Data entries:
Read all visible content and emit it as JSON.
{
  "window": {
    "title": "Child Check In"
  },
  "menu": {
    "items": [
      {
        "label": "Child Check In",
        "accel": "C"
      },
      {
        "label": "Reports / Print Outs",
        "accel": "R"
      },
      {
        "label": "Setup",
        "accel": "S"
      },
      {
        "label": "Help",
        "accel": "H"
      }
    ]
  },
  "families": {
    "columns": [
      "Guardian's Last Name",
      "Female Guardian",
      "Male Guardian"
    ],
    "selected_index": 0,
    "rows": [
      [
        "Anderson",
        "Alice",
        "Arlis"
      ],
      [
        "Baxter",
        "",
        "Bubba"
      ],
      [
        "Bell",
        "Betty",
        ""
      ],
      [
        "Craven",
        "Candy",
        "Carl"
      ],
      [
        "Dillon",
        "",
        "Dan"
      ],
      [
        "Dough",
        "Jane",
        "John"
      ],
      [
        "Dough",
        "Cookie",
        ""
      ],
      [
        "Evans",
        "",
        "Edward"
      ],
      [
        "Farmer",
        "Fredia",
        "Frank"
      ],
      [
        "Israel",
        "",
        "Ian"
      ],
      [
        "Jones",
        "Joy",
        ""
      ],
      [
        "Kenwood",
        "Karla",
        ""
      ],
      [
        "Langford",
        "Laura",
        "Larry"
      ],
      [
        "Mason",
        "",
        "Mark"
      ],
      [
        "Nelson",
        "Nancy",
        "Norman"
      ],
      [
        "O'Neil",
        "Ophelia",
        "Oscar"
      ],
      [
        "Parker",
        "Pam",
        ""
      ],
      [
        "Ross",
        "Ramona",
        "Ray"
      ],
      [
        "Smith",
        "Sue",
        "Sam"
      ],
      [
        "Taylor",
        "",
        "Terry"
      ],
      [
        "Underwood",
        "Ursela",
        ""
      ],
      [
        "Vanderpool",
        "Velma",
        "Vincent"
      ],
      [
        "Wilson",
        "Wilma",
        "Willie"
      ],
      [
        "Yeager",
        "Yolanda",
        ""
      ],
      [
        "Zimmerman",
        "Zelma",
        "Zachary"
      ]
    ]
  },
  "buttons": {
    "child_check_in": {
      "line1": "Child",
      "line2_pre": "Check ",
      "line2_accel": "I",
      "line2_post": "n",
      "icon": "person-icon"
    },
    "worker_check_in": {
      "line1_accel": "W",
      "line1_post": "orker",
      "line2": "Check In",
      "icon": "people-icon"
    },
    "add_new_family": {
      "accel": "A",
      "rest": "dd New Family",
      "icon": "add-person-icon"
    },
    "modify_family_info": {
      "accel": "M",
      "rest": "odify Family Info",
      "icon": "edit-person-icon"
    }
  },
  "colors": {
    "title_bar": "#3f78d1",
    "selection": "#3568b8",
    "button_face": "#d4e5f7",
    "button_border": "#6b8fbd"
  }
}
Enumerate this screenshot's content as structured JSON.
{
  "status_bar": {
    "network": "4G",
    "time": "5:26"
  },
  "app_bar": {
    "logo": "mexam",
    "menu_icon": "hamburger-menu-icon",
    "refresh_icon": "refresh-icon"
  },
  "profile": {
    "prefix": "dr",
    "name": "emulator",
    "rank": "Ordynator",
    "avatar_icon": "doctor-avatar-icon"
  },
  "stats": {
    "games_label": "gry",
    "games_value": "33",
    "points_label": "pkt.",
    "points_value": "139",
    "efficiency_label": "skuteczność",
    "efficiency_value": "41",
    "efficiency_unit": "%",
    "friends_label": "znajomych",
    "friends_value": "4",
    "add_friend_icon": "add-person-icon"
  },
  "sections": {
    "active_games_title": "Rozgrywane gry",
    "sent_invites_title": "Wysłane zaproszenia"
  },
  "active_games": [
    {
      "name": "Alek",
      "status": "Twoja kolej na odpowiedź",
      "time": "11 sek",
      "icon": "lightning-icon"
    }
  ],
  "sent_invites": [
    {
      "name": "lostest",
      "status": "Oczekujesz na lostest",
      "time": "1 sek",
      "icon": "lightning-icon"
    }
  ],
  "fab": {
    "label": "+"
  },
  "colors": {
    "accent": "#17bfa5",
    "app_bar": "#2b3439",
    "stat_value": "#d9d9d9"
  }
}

- Given request
Copy every line verbatim.

- Response to this task
Read all visible content and emit it as JSON.
{
  "window": {
    "title": "Child Check In"
  },
  "menu": {
    "items": [
      {
        "label": "Child Check In",
        "accel": "C"
      },
      {
        "label": "Reports / Print Outs",
        "accel": "R"
      },
      {
        "label": "Setup",
        "accel": "S"
      },
      {
        "label": "Help",
        "accel": "H"
      }
    ]
  },
  "families": {
    "columns": [
      "Guardian's Last Name",
      "Female Guardian",
      "Male Guardian"
    ],
    "selected_index": 0,
    "rows": [
      [
        "Anderson",
        "Alice",
        "Arlis"
      ],
      [
        "Baxter",
        "",
        "Bubba"
      ],
      [
        "Bell",
        "Betty",
        ""
      ],
      [
        "Craven",
        "Candy",
        "Carl"
      ],
      [
        "Dillon",
        "",
        "Dan"
      ],
      [
        "Dough",
        "Jane",
        "John"
      ],
      [
        "Dough",
        "Cookie",
        ""
      ],
      [
        "Evans",
        "",
        "Edward"
      ],
      [
        "Farmer",
        "Fredia",
        "Frank"
      ],
      [
        "Israel",
        "",
        "Ian"
      ],
      [
        "Jones",
        "Joy",
        ""
      ],
      [
        "Kenwood",
        "Karla",
        ""
      ],
      [
        "Langford",
        "Laura",
        "Larry"
      ],
      [
        "Mason",
        "",
        "Mark"
      ],
      [
        "Nelson",
        "Nancy",
        "Norman"
      ],
      [
        "O'Neil",
        "Ophelia",
        "Oscar"
      ],
      [
        "Parker",
        "Pam",
        ""
      ],
      [
        "Ross",
        "Ramona",
        "Ray"
      ],
      [
        "Smith",
        "Sue",
        "Sam"
      ],
      [
        "Taylor",
        "",
        "Terry"
      ],
      [
        "Underwood",
        "Ursela",
        ""
      ],
      [
        "Vanderpool",
        "Velma",
        "Vincent"
      ],
      [
        "Wilson",
        "Wilma",
        "Willie"
      ],
      [
        "Yeager",
        "Yolanda",
        ""
      ],
      [
        "Zimmerman",
        "Zelma",
        "Zachary"
      ]
    ]
  },
  "buttons": {
    "child_check_in": {
      "line1": "Child",
      "line2_pre": "Check ",
      "line2_accel": "I",
      "line2_post": "n",
      "icon": "person-icon"
    },
    "worker_check_in": {
      "line1_accel": "W",
      "line1_post": "orker",
      "line2": "Check In",
      "icon": "people-icon"
    },
    "add_new_family": {
      "accel": "A",
      "rest": "dd New Family",
      "icon": "add-person-icon"
    },
    "modify_family_info": {
      "accel": "M",
      "rest": "odify Family Info",
      "icon": "edit-person-icon"
    }
  },
  "colors": {
    "title_bar": "#3f78d1",
    "selection": "#3568b8",
    "button_face": "#d4e5f7",
    "button_border": "#6b8fbd"
  }
}
Enumerate this screenshot's content as structured JSON.
{
  "status_bar": {
    "network": "4G",
    "time": "5:26"
  },
  "app_bar": {
    "logo": "mexam",
    "menu_icon": "hamburger-menu-icon",
    "refresh_icon": "refresh-icon"
  },
  "profile": {
    "prefix": "dr",
    "name": "emulator",
    "rank": "Ordynator",
    "avatar_icon": "doctor-avatar-icon"
  },
  "stats": {
    "games_label": "gry",
    "games_value": "33",
    "points_label": "pkt.",
    "points_value": "139",
    "efficiency_label": "skuteczność",
    "efficiency_value": "41",
    "efficiency_unit": "%",
    "friends_label": "znajomych",
    "friends_value": "4",
    "add_friend_icon": "add-person-icon"
  },
  "sections": {
    "active_games_title": "Rozgrywane gry",
    "sent_invites_title": "Wysłane zaproszenia"
  },
  "active_games": [
    {
      "name": "Alek",
      "status": "Twoja kolej na odpowiedź",
      "time": "11 sek",
      "icon": "lightning-icon"
    }
  ],
  "sent_invites": [
    {
      "name": "lostest",
      "status": "Oczekujesz na lostest",
      "time": "1 sek",
      "icon": "lightning-icon"
    }
  ],
  "fab": {
    "label": "+"
  },
  "colors": {
    "accent": "#17bfa5",
    "app_bar": "#2b3439",
    "stat_value": "#d9d9d9"
  }
}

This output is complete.